*Work to do*
Locate and copy all lines bearing the word "Market".

*Stored data*
##########

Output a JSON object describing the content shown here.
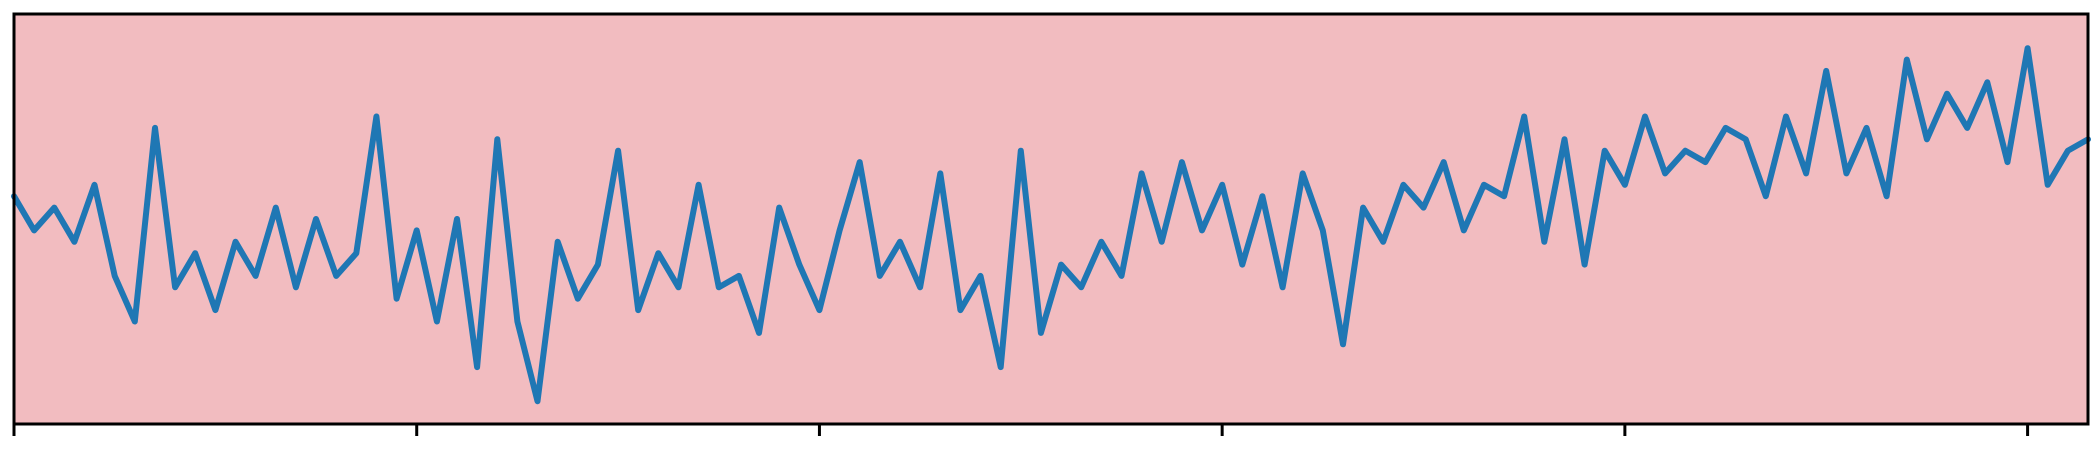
{
  "chart_data": {
    "type": "line",
    "title": "",
    "xlabel": "",
    "ylabel": "",
    "xlim": [
      0,
      1030
    ],
    "ylim": [
      -1.8,
      1.8
    ],
    "xticks": [
      0,
      200,
      400,
      600,
      800,
      1000
    ],
    "xtick_labels": [
      "",
      "",
      "",
      "",
      "",
      ""
    ],
    "grid": false,
    "legend": "none",
    "colors": {
      "background": "#f2bcc0",
      "line": "#1f77b4",
      "frame": "#000000"
    },
    "series": [
      {
        "x": [
          0,
          10,
          20,
          30,
          40,
          50,
          60,
          70,
          80,
          90,
          100,
          110,
          120,
          130,
          140,
          150,
          160,
          170,
          180,
          190,
          200,
          210,
          220,
          230,
          240,
          250,
          260,
          270,
          280,
          290,
          300,
          310,
          320,
          330,
          340,
          350,
          360,
          370,
          380,
          390,
          400,
          410,
          420,
          430,
          440,
          450,
          460,
          470,
          480,
          490,
          500,
          510,
          520,
          530,
          540,
          550,
          560,
          570,
          580,
          590,
          600,
          610,
          620,
          630,
          640,
          650,
          660,
          670,
          680,
          690,
          700,
          710,
          720,
          730,
          740,
          750,
          760,
          770,
          780,
          790,
          800,
          810,
          820,
          830,
          840,
          850,
          860,
          870,
          880,
          890,
          900,
          910,
          920,
          930,
          940,
          950,
          960,
          970,
          980,
          990,
          1000,
          1010,
          1020,
          1030
        ],
        "y": [
          0.2,
          -0.1,
          0.1,
          -0.2,
          0.3,
          -0.5,
          -0.9,
          0.8,
          -0.6,
          -0.3,
          -0.8,
          -0.2,
          -0.5,
          0.1,
          -0.6,
          0.0,
          -0.5,
          -0.3,
          0.9,
          -0.7,
          -0.1,
          -0.9,
          0.0,
          -1.3,
          0.7,
          -0.9,
          -1.6,
          -0.2,
          -0.7,
          -0.4,
          0.6,
          -0.8,
          -0.3,
          -0.6,
          0.3,
          -0.6,
          -0.5,
          -1.0,
          0.1,
          -0.4,
          -0.8,
          -0.1,
          0.5,
          -0.5,
          -0.2,
          -0.6,
          0.4,
          -0.8,
          -0.5,
          -1.3,
          0.6,
          -1.0,
          -0.4,
          -0.6,
          -0.2,
          -0.5,
          0.4,
          -0.2,
          0.5,
          -0.1,
          0.3,
          -0.4,
          0.2,
          -0.6,
          0.4,
          -0.1,
          -1.1,
          0.1,
          -0.2,
          0.3,
          0.1,
          0.5,
          -0.1,
          0.3,
          0.2,
          0.9,
          -0.2,
          0.7,
          -0.4,
          0.6,
          0.3,
          0.9,
          0.4,
          0.6,
          0.5,
          0.8,
          0.7,
          0.2,
          0.9,
          0.4,
          1.3,
          0.4,
          0.8,
          0.2,
          1.4,
          0.7,
          1.1,
          0.8,
          1.2,
          0.5,
          1.5,
          0.3,
          0.6,
          0.7
        ]
      }
    ]
  }
}
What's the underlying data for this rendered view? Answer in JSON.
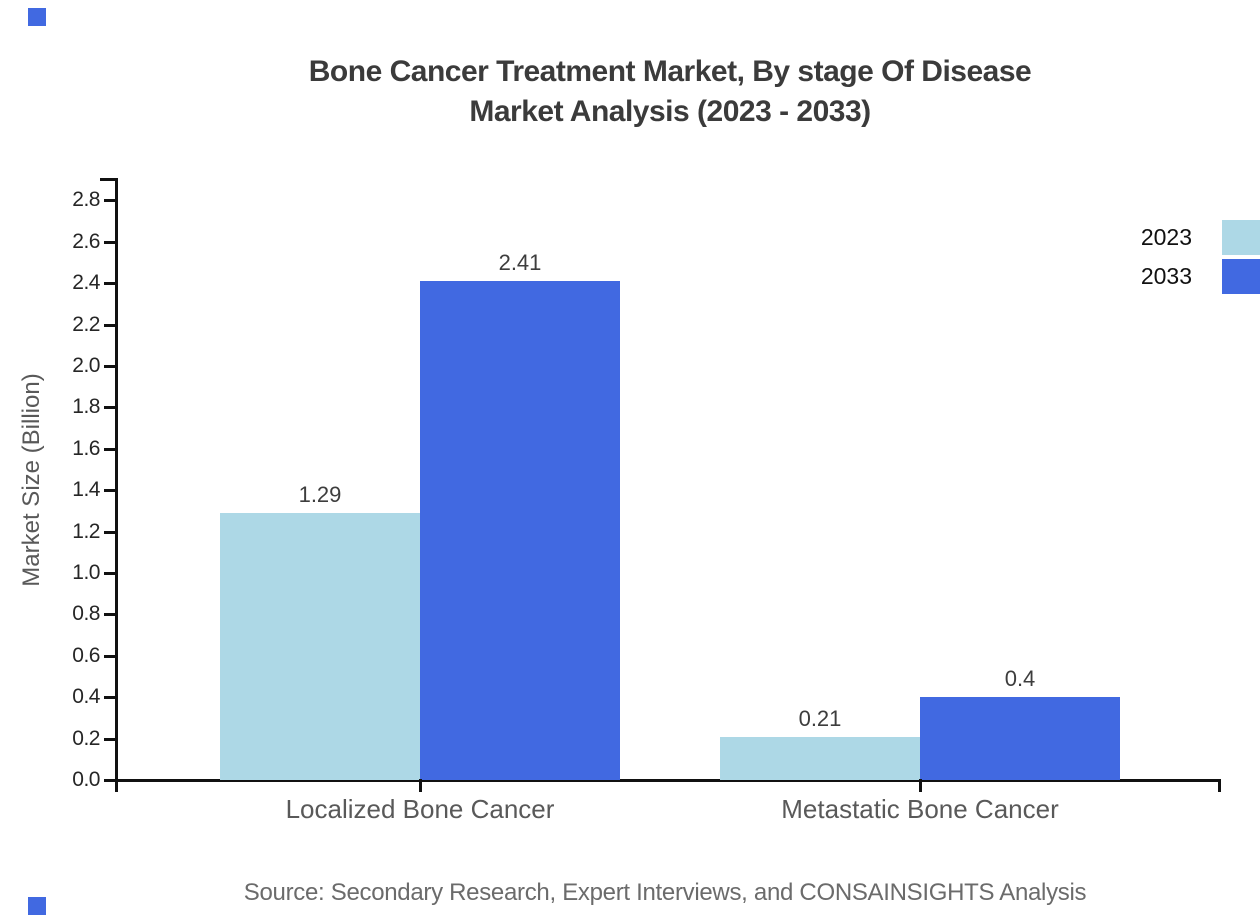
{
  "title": {
    "line1": "Bone Cancer Treatment Market, By stage Of Disease",
    "line2": "Market Analysis (2023 - 2033)"
  },
  "source_text": "Source: Secondary Research, Expert Interviews, and CONSAINSIGHTS Analysis",
  "colors": {
    "series_2023": "#ADD8E6",
    "series_2033": "#4169E1",
    "axis": "#111111",
    "title_text": "#3b3b3b",
    "axis_text": "#595959",
    "tick_text": "#262626",
    "source_text": "#6b6b6b",
    "corner_marker": "#4169E1"
  },
  "chart_data": {
    "type": "bar",
    "title": "Bone Cancer Treatment Market, By stage Of Disease Market Analysis (2023 - 2033)",
    "categories": [
      "Localized Bone Cancer",
      "Metastatic Bone Cancer"
    ],
    "series": [
      {
        "name": "2023",
        "values": [
          1.29,
          0.21
        ],
        "labels": [
          "1.29",
          "0.21"
        ],
        "color": "#ADD8E6"
      },
      {
        "name": "2033",
        "values": [
          2.41,
          0.4
        ],
        "labels": [
          "2.41",
          "0.4"
        ],
        "color": "#4169E1"
      }
    ],
    "xlabel": "",
    "ylabel": "Market Size (Billion)",
    "ylim": [
      0,
      2.9
    ],
    "ytick_step": 0.2,
    "ytick_labels": [
      "0.0",
      "0.2",
      "0.4",
      "0.6",
      "0.8",
      "1.0",
      "1.2",
      "1.4",
      "1.6",
      "1.8",
      "2.0",
      "2.2",
      "2.4",
      "2.6",
      "2.8"
    ],
    "grid": false,
    "legend_position": "right-edge",
    "legend_entries": [
      "2023",
      "2033"
    ]
  }
}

##########

*Completed task*
    "line1": "Bone Cancer Treatment Market, By stage Of Disease",
    "line2": "Market Analysis (2023 - 2033)"
    "title": "Bone Cancer Treatment Market, By stage Of Disease Market Analysis (2023 - 2033)",
    "ylabel": "Market Size (Billion)",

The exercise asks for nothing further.